Goal of the exercise
Every record should be repeated exactly, except that pictures are left out.

Information shown
---+---
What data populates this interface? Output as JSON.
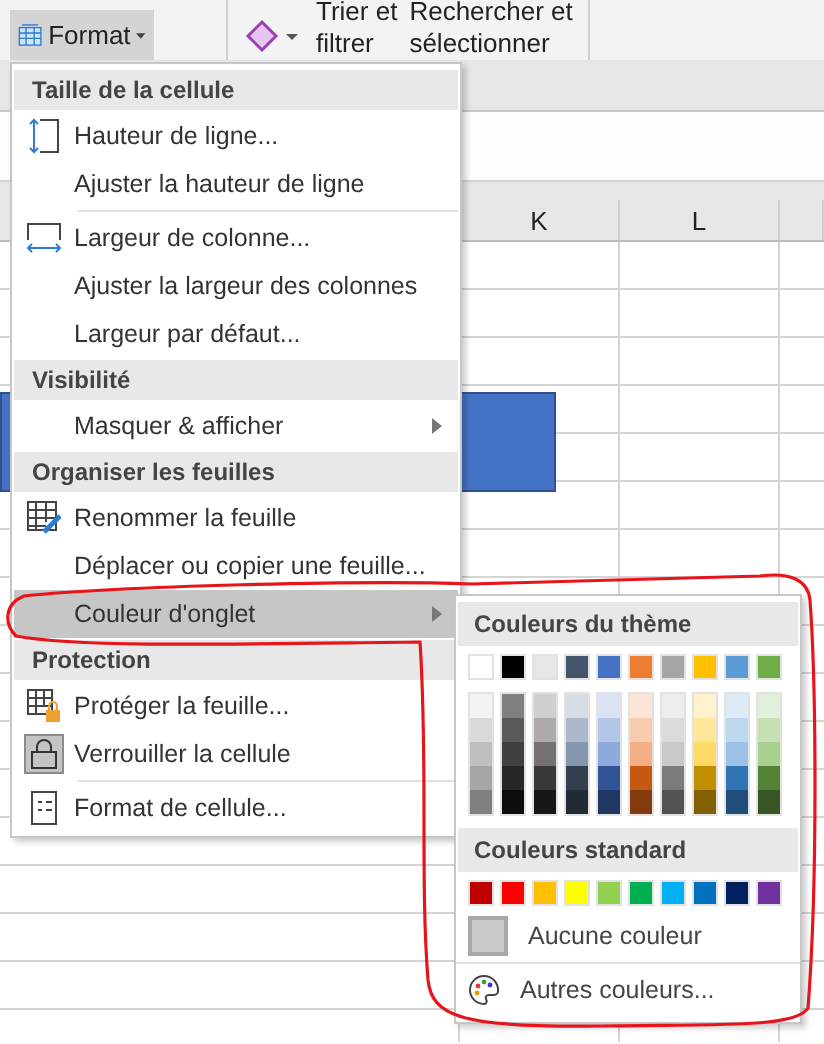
{
  "ribbon": {
    "format_button": {
      "label": "Format",
      "selected": true
    },
    "sort_filter": {
      "line_1": "Trier et",
      "line_2": "filtrer"
    },
    "find_select": {
      "line_1": "Rechercher et",
      "line_2": "sélectionner"
    }
  },
  "sheet": {
    "columns": [
      {
        "label": "K"
      },
      {
        "label": "L"
      }
    ]
  },
  "format_menu": {
    "items": [
      {
        "kind": "header",
        "label": "Taille de la cellule"
      },
      {
        "kind": "item",
        "label": "Hauteur de ligne...",
        "selected": false,
        "checked": false,
        "submenu": false,
        "divider_after": false
      },
      {
        "kind": "item",
        "label": "Ajuster la hauteur de ligne",
        "selected": false,
        "checked": false,
        "submenu": false,
        "divider_after": true
      },
      {
        "kind": "item",
        "label": "Largeur de colonne...",
        "selected": false,
        "checked": false,
        "submenu": false,
        "divider_after": false
      },
      {
        "kind": "item",
        "label": "Ajuster la largeur des colonnes",
        "selected": false,
        "checked": false,
        "submenu": false,
        "divider_after": false
      },
      {
        "kind": "item",
        "label": "Largeur par défaut...",
        "selected": false,
        "checked": false,
        "submenu": false,
        "divider_after": false
      },
      {
        "kind": "header",
        "label": "Visibilité"
      },
      {
        "kind": "item",
        "label": "Masquer & afficher",
        "selected": false,
        "checked": false,
        "submenu": true,
        "divider_after": false
      },
      {
        "kind": "header",
        "label": "Organiser les feuilles"
      },
      {
        "kind": "item",
        "label": "Renommer la feuille",
        "selected": false,
        "checked": false,
        "submenu": false,
        "divider_after": false
      },
      {
        "kind": "item",
        "label": "Déplacer ou copier une feuille...",
        "selected": false,
        "checked": false,
        "submenu": false,
        "divider_after": false
      },
      {
        "kind": "item",
        "label": "Couleur d'onglet",
        "selected": true,
        "checked": false,
        "submenu": true,
        "divider_after": false
      },
      {
        "kind": "header",
        "label": "Protection"
      },
      {
        "kind": "item",
        "label": "Protéger la feuille...",
        "selected": false,
        "checked": false,
        "submenu": false,
        "divider_after": false
      },
      {
        "kind": "item",
        "label": "Verrouiller la cellule",
        "selected": false,
        "checked": true,
        "submenu": false,
        "divider_after": true
      },
      {
        "kind": "item",
        "label": "Format de cellule...",
        "selected": false,
        "checked": false,
        "submenu": false,
        "divider_after": false
      }
    ]
  },
  "tab_color_menu": {
    "theme_header": "Couleurs du thème",
    "theme_colors": [
      {
        "color": "#ffffff",
        "shades": [
          {
            "color": "#f2f2f2"
          },
          {
            "color": "#d9d9d9"
          },
          {
            "color": "#bfbfbf"
          },
          {
            "color": "#a6a6a6"
          },
          {
            "color": "#808080"
          }
        ]
      },
      {
        "color": "#000000",
        "shades": [
          {
            "color": "#7f7f7f"
          },
          {
            "color": "#595959"
          },
          {
            "color": "#404040"
          },
          {
            "color": "#262626"
          },
          {
            "color": "#0d0d0d"
          }
        ]
      },
      {
        "color": "#e7e6e6",
        "shades": [
          {
            "color": "#d0cece"
          },
          {
            "color": "#aeaaaa"
          },
          {
            "color": "#757171"
          },
          {
            "color": "#3a3838"
          },
          {
            "color": "#171616"
          }
        ]
      },
      {
        "color": "#44546a",
        "shades": [
          {
            "color": "#d6dce4"
          },
          {
            "color": "#adb9ca"
          },
          {
            "color": "#8497b0"
          },
          {
            "color": "#333f4f"
          },
          {
            "color": "#222b35"
          }
        ]
      },
      {
        "color": "#4472c4",
        "shades": [
          {
            "color": "#d9e1f2"
          },
          {
            "color": "#b4c6e7"
          },
          {
            "color": "#8ea9db"
          },
          {
            "color": "#305496"
          },
          {
            "color": "#203764"
          }
        ]
      },
      {
        "color": "#ed7d31",
        "shades": [
          {
            "color": "#fce4d6"
          },
          {
            "color": "#f8cbad"
          },
          {
            "color": "#f4b084"
          },
          {
            "color": "#c65911"
          },
          {
            "color": "#833c0b"
          }
        ]
      },
      {
        "color": "#a5a5a5",
        "shades": [
          {
            "color": "#ededed"
          },
          {
            "color": "#dbdbdb"
          },
          {
            "color": "#c9c9c9"
          },
          {
            "color": "#7b7b7b"
          },
          {
            "color": "#525252"
          }
        ]
      },
      {
        "color": "#ffc000",
        "shades": [
          {
            "color": "#fff2cc"
          },
          {
            "color": "#ffe699"
          },
          {
            "color": "#ffd966"
          },
          {
            "color": "#bf8f00"
          },
          {
            "color": "#806000"
          }
        ]
      },
      {
        "color": "#5b9bd5",
        "shades": [
          {
            "color": "#ddebf7"
          },
          {
            "color": "#bdd7ee"
          },
          {
            "color": "#9bc2e6"
          },
          {
            "color": "#2f75b5"
          },
          {
            "color": "#1f4e78"
          }
        ]
      },
      {
        "color": "#70ad47",
        "shades": [
          {
            "color": "#e2efda"
          },
          {
            "color": "#c6e0b4"
          },
          {
            "color": "#a9d08e"
          },
          {
            "color": "#548235"
          },
          {
            "color": "#375623"
          }
        ]
      }
    ],
    "standard_header": "Couleurs standard",
    "standard_colors": [
      {
        "color": "#c00000"
      },
      {
        "color": "#ff0000"
      },
      {
        "color": "#ffc000"
      },
      {
        "color": "#ffff00"
      },
      {
        "color": "#92d050"
      },
      {
        "color": "#00b050"
      },
      {
        "color": "#00b0f0"
      },
      {
        "color": "#0070c0"
      },
      {
        "color": "#002060"
      },
      {
        "color": "#7030a0"
      }
    ],
    "no_color": "Aucune couleur",
    "more_colors": "Autres couleurs..."
  }
}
---+---
Answer
What data populates this interface? Output as JSON.
{
  "ribbon": {
    "format_button": {
      "label": "Format",
      "selected": true
    },
    "sort_filter": {
      "line_1": "Trier et",
      "line_2": "filtrer"
    },
    "find_select": {
      "line_1": "Rechercher et",
      "line_2": "sélectionner"
    }
  },
  "sheet": {
    "columns": [
      {
        "label": "K"
      },
      {
        "label": "L"
      }
    ]
  },
  "format_menu": {
    "items": [
      {
        "kind": "header",
        "label": "Taille de la cellule"
      },
      {
        "kind": "item",
        "label": "Hauteur de ligne...",
        "selected": false,
        "checked": false,
        "submenu": false,
        "divider_after": false
      },
      {
        "kind": "item",
        "label": "Ajuster la hauteur de ligne",
        "selected": false,
        "checked": false,
        "submenu": false,
        "divider_after": true
      },
      {
        "kind": "item",
        "label": "Largeur de colonne...",
        "selected": false,
        "checked": false,
        "submenu": false,
        "divider_after": false
      },
      {
        "kind": "item",
        "label": "Ajuster la largeur des colonnes",
        "selected": false,
        "checked": false,
        "submenu": false,
        "divider_after": false
      },
      {
        "kind": "item",
        "label": "Largeur par défaut...",
        "selected": false,
        "checked": false,
        "submenu": false,
        "divider_after": false
      },
      {
        "kind": "header",
        "label": "Visibilité"
      },
      {
        "kind": "item",
        "label": "Masquer & afficher",
        "selected": false,
        "checked": false,
        "submenu": true,
        "divider_after": false
      },
      {
        "kind": "header",
        "label": "Organiser les feuilles"
      },
      {
        "kind": "item",
        "label": "Renommer la feuille",
        "selected": false,
        "checked": false,
        "submenu": false,
        "divider_after": false
      },
      {
        "kind": "item",
        "label": "Déplacer ou copier une feuille...",
        "selected": false,
        "checked": false,
        "submenu": false,
        "divider_after": false
      },
      {
        "kind": "item",
        "label": "Couleur d'onglet",
        "selected": true,
        "checked": false,
        "submenu": true,
        "divider_after": false
      },
      {
        "kind": "header",
        "label": "Protection"
      },
      {
        "kind": "item",
        "label": "Protéger la feuille...",
        "selected": false,
        "checked": false,
        "submenu": false,
        "divider_after": false
      },
      {
        "kind": "item",
        "label": "Verrouiller la cellule",
        "selected": false,
        "checked": true,
        "submenu": false,
        "divider_after": true
      },
      {
        "kind": "item",
        "label": "Format de cellule...",
        "selected": false,
        "checked": false,
        "submenu": false,
        "divider_after": false
      }
    ]
  },
  "tab_color_menu": {
    "theme_header": "Couleurs du thème",
    "theme_colors": [
      {
        "color": "#ffffff",
        "shades": [
          {
            "color": "#f2f2f2"
          },
          {
            "color": "#d9d9d9"
          },
          {
            "color": "#bfbfbf"
          },
          {
            "color": "#a6a6a6"
          },
          {
            "color": "#808080"
          }
        ]
      },
      {
        "color": "#000000",
        "shades": [
          {
            "color": "#7f7f7f"
          },
          {
            "color": "#595959"
          },
          {
            "color": "#404040"
          },
          {
            "color": "#262626"
          },
          {
            "color": "#0d0d0d"
          }
        ]
      },
      {
        "color": "#e7e6e6",
        "shades": [
          {
            "color": "#d0cece"
          },
          {
            "color": "#aeaaaa"
          },
          {
            "color": "#757171"
          },
          {
            "color": "#3a3838"
          },
          {
            "color": "#171616"
          }
        ]
      },
      {
        "color": "#44546a",
        "shades": [
          {
            "color": "#d6dce4"
          },
          {
            "color": "#adb9ca"
          },
          {
            "color": "#8497b0"
          },
          {
            "color": "#333f4f"
          },
          {
            "color": "#222b35"
          }
        ]
      },
      {
        "color": "#4472c4",
        "shades": [
          {
            "color": "#d9e1f2"
          },
          {
            "color": "#b4c6e7"
          },
          {
            "color": "#8ea9db"
          },
          {
            "color": "#305496"
          },
          {
            "color": "#203764"
          }
        ]
      },
      {
        "color": "#ed7d31",
        "shades": [
          {
            "color": "#fce4d6"
          },
          {
            "color": "#f8cbad"
          },
          {
            "color": "#f4b084"
          },
          {
            "color": "#c65911"
          },
          {
            "color": "#833c0b"
          }
        ]
      },
      {
        "color": "#a5a5a5",
        "shades": [
          {
            "color": "#ededed"
          },
          {
            "color": "#dbdbdb"
          },
          {
            "color": "#c9c9c9"
          },
          {
            "color": "#7b7b7b"
          },
          {
            "color": "#525252"
          }
        ]
      },
      {
        "color": "#ffc000",
        "shades": [
          {
            "color": "#fff2cc"
          },
          {
            "color": "#ffe699"
          },
          {
            "color": "#ffd966"
          },
          {
            "color": "#bf8f00"
          },
          {
            "color": "#806000"
          }
        ]
      },
      {
        "color": "#5b9bd5",
        "shades": [
          {
            "color": "#ddebf7"
          },
          {
            "color": "#bdd7ee"
          },
          {
            "color": "#9bc2e6"
          },
          {
            "color": "#2f75b5"
          },
          {
            "color": "#1f4e78"
          }
        ]
      },
      {
        "color": "#70ad47",
        "shades": [
          {
            "color": "#e2efda"
          },
          {
            "color": "#c6e0b4"
          },
          {
            "color": "#a9d08e"
          },
          {
            "color": "#548235"
          },
          {
            "color": "#375623"
          }
        ]
      }
    ],
    "standard_header": "Couleurs standard",
    "standard_colors": [
      {
        "color": "#c00000"
      },
      {
        "color": "#ff0000"
      },
      {
        "color": "#ffc000"
      },
      {
        "color": "#ffff00"
      },
      {
        "color": "#92d050"
      },
      {
        "color": "#00b050"
      },
      {
        "color": "#00b0f0"
      },
      {
        "color": "#0070c0"
      },
      {
        "color": "#002060"
      },
      {
        "color": "#7030a0"
      }
    ],
    "no_color": "Aucune couleur",
    "more_colors": "Autres couleurs..."
  }
}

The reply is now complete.